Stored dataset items
———
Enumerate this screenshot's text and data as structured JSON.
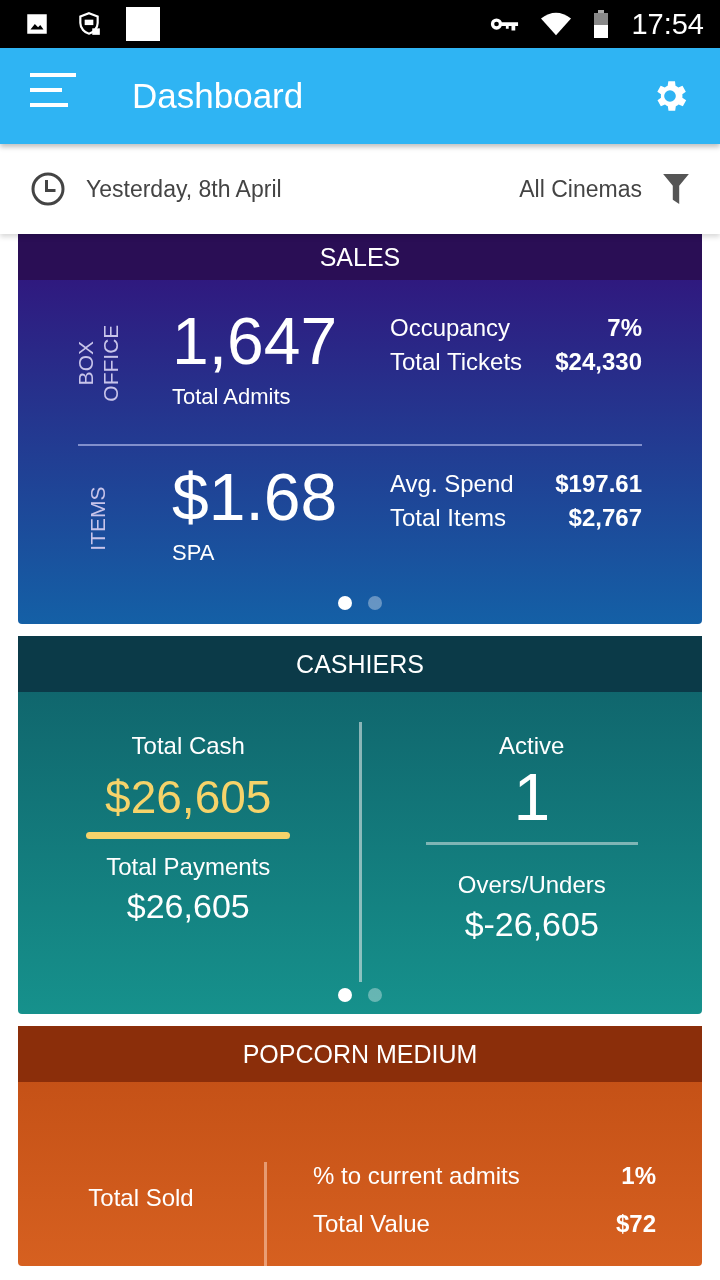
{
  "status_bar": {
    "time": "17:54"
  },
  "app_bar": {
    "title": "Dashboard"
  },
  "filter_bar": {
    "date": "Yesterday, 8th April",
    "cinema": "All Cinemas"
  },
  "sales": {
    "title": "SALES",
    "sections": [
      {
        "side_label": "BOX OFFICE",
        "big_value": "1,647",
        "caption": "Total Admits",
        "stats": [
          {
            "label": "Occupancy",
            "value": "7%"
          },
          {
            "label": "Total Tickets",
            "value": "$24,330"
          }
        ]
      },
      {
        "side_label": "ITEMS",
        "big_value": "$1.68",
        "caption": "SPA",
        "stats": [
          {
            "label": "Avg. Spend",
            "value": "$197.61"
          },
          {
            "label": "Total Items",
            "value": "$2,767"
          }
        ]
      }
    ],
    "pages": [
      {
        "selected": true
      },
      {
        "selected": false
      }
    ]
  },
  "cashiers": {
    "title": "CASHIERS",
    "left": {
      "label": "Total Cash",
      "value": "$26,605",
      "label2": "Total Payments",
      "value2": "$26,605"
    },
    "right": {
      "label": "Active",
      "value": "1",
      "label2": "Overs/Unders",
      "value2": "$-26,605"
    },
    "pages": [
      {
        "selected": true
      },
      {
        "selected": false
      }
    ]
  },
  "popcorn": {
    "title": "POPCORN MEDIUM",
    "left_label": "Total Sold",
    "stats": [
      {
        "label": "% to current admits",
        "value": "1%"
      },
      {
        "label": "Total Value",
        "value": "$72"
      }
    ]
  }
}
———
In the records above, find each line with the word "title" and copy it.

    "title": "Dashboard"
    "title": "SALES",
    "title": "CASHIERS",
    "title": "POPCORN MEDIUM",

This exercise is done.